## WORK REQUEST 1
Rewrite the part of the SuperCam article starting at "In preparation for" and ending at "rover to reach.", replacing "laser" with "beam".
## WORK REQUEST 2
Continue the article about the Mars rover's SuperCam instrument from the point where it stops.

## QUOTED PASSAGE
KEY POINTS

  • NASA's Mars 2020 rover is equipped with a powerful instrument known as SuperCam
  • SuperCam is an upgraded version of the Curiosity rover's ChemCam
  • NASA will use SuperCam to detect signs of alien microbial life on Mars

In preparation for its upcoming mission to Mars, NASA equipped its new robotic rover with a powerful laser. The new instrument will enable the rover to hunt down signs of alien life on the Red Planet.

NASA’s Mars rover mission is scheduled to launch in July this year. It is expected to reach Mars in February 2021. The rover’s latest equipment, known as SuperCam, is regarded as an upgraded version of the Curiosity rover’s ChemCam. This instrument helps the rover determine the mineral and chemical composition of rock samples.

According to NASA, SuperCam is attached to the mast of the rover. It is essentially a powerful camera equipped with a laser that’s capable of vaporizing rocks. It works by using the laser to target rocks and other minerals that are too far for the rover to reach.

## PROVIDED RECORDS
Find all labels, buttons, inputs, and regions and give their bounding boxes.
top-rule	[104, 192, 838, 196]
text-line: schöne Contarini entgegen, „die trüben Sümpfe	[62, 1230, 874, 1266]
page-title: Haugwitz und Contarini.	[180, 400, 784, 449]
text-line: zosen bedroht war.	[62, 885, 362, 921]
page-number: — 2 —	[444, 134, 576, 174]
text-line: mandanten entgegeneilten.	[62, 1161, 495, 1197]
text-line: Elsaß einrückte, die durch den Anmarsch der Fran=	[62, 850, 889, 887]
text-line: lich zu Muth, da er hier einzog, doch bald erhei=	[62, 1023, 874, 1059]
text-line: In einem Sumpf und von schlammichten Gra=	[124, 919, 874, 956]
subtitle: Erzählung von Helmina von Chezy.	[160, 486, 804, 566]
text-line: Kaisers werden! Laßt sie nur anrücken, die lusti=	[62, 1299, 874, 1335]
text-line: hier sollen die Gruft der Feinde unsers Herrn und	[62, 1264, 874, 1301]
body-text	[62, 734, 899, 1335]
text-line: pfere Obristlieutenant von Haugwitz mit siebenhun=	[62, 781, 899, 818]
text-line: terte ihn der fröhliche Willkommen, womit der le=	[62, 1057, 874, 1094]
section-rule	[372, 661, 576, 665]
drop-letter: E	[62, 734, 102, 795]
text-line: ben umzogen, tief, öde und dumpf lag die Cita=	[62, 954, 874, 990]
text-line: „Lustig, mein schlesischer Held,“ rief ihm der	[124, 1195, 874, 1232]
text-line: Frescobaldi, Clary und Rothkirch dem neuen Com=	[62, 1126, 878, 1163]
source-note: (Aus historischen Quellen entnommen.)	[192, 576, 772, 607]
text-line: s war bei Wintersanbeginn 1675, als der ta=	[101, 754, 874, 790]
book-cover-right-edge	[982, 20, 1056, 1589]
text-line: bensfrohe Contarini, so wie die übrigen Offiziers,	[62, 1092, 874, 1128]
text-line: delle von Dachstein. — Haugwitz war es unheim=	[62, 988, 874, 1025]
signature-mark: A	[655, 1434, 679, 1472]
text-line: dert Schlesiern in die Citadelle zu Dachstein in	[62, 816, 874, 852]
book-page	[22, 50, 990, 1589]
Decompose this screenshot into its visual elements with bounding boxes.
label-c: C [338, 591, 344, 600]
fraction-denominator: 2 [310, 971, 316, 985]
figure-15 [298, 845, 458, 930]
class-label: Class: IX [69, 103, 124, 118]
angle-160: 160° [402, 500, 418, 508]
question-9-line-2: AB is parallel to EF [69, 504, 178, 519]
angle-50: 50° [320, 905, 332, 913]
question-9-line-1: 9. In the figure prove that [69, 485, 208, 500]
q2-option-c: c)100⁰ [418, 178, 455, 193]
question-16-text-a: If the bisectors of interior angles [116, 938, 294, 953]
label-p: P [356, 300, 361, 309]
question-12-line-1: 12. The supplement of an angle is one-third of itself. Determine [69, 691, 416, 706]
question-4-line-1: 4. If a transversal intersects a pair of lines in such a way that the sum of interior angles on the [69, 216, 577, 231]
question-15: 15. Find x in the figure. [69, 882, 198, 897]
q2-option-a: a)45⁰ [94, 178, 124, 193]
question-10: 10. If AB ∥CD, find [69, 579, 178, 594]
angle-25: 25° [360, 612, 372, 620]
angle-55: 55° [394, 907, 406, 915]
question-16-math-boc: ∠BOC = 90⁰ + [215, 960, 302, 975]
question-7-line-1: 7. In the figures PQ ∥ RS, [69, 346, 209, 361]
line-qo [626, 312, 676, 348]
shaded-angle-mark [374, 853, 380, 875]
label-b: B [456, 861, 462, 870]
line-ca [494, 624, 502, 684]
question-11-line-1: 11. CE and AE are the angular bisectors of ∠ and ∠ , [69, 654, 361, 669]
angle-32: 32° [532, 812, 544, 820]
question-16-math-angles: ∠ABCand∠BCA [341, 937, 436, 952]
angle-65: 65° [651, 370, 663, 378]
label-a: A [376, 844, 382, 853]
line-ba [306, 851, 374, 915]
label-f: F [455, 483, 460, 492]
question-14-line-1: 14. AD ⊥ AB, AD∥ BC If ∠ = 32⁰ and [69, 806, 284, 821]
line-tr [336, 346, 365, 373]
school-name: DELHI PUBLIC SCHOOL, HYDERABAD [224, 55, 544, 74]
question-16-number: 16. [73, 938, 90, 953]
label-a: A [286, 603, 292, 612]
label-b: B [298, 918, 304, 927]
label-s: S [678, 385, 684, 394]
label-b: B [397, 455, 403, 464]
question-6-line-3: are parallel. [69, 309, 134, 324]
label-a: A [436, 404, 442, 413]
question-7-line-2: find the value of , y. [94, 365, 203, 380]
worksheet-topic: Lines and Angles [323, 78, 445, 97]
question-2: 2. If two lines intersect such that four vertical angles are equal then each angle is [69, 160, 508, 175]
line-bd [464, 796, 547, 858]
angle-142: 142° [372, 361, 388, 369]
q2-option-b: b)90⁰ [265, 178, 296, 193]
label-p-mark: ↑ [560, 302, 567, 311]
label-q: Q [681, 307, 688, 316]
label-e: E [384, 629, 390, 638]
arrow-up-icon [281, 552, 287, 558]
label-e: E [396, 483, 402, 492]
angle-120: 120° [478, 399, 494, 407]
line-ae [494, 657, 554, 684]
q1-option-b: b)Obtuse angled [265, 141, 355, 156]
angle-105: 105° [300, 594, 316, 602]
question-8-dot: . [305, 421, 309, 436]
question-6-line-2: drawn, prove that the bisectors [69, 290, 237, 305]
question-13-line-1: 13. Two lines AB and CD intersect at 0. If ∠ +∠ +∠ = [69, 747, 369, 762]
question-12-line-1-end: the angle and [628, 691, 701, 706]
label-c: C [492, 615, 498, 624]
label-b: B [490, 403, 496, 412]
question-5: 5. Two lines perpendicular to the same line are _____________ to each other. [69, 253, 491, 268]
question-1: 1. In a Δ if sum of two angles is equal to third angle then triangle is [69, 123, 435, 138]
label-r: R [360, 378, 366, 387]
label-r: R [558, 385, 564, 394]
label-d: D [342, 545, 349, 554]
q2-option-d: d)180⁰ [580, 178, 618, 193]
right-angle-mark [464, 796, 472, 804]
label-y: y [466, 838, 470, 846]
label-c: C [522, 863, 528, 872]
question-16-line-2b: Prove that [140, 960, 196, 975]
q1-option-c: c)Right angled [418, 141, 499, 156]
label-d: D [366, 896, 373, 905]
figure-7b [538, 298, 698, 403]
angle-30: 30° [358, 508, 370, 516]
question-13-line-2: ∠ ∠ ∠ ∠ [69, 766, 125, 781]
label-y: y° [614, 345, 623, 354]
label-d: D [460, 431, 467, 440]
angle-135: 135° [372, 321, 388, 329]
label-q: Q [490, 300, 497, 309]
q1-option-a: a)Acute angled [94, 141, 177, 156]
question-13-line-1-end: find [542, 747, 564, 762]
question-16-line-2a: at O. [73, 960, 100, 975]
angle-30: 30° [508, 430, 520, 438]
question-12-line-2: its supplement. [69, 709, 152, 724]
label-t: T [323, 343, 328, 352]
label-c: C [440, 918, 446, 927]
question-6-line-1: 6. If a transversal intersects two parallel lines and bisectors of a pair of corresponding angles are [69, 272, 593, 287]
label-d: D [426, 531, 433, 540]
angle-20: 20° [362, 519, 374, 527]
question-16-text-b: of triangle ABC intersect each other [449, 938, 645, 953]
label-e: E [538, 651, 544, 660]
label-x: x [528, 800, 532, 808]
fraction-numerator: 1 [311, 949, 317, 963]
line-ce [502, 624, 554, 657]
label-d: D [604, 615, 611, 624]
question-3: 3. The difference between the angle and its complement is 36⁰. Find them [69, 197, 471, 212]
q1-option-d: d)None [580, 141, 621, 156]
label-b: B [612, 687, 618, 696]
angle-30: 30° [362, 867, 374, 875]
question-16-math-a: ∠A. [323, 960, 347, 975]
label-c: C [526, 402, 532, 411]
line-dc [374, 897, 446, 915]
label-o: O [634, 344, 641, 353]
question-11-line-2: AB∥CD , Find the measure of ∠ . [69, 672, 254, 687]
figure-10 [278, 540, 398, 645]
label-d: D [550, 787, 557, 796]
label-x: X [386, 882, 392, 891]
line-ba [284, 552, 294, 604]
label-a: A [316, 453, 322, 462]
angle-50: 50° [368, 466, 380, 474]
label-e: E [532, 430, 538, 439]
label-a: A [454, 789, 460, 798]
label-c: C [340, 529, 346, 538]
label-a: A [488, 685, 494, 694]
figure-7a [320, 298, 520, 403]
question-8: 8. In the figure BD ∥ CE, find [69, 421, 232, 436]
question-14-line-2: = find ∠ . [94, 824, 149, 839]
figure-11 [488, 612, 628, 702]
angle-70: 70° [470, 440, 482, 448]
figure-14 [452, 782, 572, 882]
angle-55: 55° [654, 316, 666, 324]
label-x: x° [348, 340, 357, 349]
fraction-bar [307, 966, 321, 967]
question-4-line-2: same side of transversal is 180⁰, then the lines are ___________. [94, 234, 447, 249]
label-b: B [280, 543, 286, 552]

## TASK RESULT 1
In preparation for its upcoming mission to Mars, NASA equipped its new robotic rover with a powerful beam. The new instrument will enable the rover to hunt down signs of alien life on the Red Planet.

NASA’s Mars rover mission is scheduled to launch in July this year. It is expected to reach Mars in February 2021. The rover’s latest equipment, known as SuperCam, is regarded as an upgraded version of the Curiosity rover’s ChemCam. This instrument helps the rover determine the mineral and chemical composition of rock samples.

According to NASA, SuperCam is attached to the mast of the rover. It is essentially a powerful camera equipped with a beam that’s capable of vaporizing rocks. It works by using the beam to target rocks and other minerals that are too far for the rover to reach.

## TASK RESULT 2
Once it has selected a target, the SuperCam will use its infrared laser beam to heat it up to around 18,000 degrees Fahrenheit, which is enough to vaporize it. The instrument will then scan the plasma from the vaporized material to analyze its chemical composition.

Another feature of the Mars 2020 rover’s new equipment is its green laser, which can detect the molecular composition of surface chemicals. This type of laser can also cause carbon-based chemicals in samples to emit light. This feature can be used by the rover to track down materials that contain microbial life.

Aside from these features, the SuperCam is also equipped with a microphone that will allow scientists to listen to the sounds produced by the rocks as they get hit by the laser. Since material properties produce different sounds when they get hit by the laser, scientists will be able to collect information regarding the composition of the targets.

“The microphone serves a practical purpose by telling us something about our rock targets from a distance,” Sylvestre Maurice of the Institute for Research in Astrophysics and Planetary Science in France said in a statement. “But we can also use it to directly record the sound of the Martian landscape or the rover’s mast swiveling.”